## WHAT YOU HAVE TO DO
Quote every line of the material beneath this one.

## INFORMATION SUPPLIED
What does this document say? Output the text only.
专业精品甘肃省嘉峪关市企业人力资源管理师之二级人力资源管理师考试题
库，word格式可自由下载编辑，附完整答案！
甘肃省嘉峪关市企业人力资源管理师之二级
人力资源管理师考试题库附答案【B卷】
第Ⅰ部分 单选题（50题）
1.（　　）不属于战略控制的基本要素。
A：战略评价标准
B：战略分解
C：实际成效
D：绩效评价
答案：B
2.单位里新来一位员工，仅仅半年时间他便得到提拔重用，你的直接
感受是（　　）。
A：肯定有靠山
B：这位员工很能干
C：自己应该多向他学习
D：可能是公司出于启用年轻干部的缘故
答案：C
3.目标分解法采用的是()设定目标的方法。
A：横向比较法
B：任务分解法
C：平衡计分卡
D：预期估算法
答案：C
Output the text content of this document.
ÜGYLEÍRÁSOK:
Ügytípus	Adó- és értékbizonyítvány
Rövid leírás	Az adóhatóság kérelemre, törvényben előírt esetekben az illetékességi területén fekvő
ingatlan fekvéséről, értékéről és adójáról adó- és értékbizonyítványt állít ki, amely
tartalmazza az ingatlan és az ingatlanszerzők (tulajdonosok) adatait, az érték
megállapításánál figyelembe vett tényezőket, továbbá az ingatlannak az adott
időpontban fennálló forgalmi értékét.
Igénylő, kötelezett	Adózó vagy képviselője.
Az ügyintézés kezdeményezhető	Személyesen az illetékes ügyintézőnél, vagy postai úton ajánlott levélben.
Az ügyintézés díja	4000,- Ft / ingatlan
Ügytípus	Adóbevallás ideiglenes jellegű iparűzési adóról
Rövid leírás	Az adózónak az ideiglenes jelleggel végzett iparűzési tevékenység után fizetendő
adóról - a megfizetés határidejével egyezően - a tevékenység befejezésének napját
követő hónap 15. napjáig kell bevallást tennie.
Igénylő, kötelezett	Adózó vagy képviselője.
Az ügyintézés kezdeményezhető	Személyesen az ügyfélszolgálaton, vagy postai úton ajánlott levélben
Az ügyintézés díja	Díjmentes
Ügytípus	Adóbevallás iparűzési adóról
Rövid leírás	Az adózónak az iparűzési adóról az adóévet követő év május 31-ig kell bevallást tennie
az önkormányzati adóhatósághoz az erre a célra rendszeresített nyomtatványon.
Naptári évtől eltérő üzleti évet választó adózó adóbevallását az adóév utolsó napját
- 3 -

## CORRECT RESPONSE
What does this document say? Output the text only.
专业精品甘肃省嘉峪关市企业人力资源管理师之二级人力资源管理师考试题
库，word格式可自由下载编辑，附完整答案！
甘肃省嘉峪关市企业人力资源管理师之二级
人力资源管理师考试题库附答案【B卷】
第Ⅰ部分 单选题（50题）
1.（　　）不属于战略控制的基本要素。
A：战略评价标准
B：战略分解
C：实际成效
D：绩效评价
答案：B
2.单位里新来一位员工，仅仅半年时间他便得到提拔重用，你的直接
感受是（　　）。
A：肯定有靠山
B：这位员工很能干
C：自己应该多向他学习
D：可能是公司出于启用年轻干部的缘故
答案：C
3.目标分解法采用的是()设定目标的方法。
A：横向比较法
B：任务分解法
C：平衡计分卡
D：预期估算法
答案：C
Output the text content of this document.
ÜGYLEÍRÁSOK:
Ügytípus	Adó- és értékbizonyítvány
Rövid leírás	Az adóhatóság kérelemre, törvényben előírt esetekben az illetékességi területén fekvő
ingatlan fekvéséről, értékéről és adójáról adó- és értékbizonyítványt állít ki, amely
tartalmazza az ingatlan és az ingatlanszerzők (tulajdonosok) adatait, az érték
megállapításánál figyelembe vett tényezőket, továbbá az ingatlannak az adott
időpontban fennálló forgalmi értékét.
Igénylő, kötelezett	Adózó vagy képviselője.
Az ügyintézés kezdeményezhető	Személyesen az illetékes ügyintézőnél, vagy postai úton ajánlott levélben.
Az ügyintézés díja	4000,- Ft / ingatlan
Ügytípus	Adóbevallás ideiglenes jellegű iparűzési adóról
Rövid leírás	Az adózónak az ideiglenes jelleggel végzett iparűzési tevékenység után fizetendő
adóról - a megfizetés határidejével egyezően - a tevékenység befejezésének napját
követő hónap 15. napjáig kell bevallást tennie.
Igénylő, kötelezett	Adózó vagy képviselője.
Az ügyintézés kezdeményezhető	Személyesen az ügyfélszolgálaton, vagy postai úton ajánlott levélben
Az ügyintézés díja	Díjmentes
Ügytípus	Adóbevallás iparűzési adóról
Rövid leírás	Az adózónak az iparűzési adóról az adóévet követő év május 31-ig kell bevallást tennie
az önkormányzati adóhatósághoz az erre a célra rendszeresített nyomtatványon.
Naptári évtől eltérő üzleti évet választó adózó adóbevallását az adóév utolsó napját
- 3 -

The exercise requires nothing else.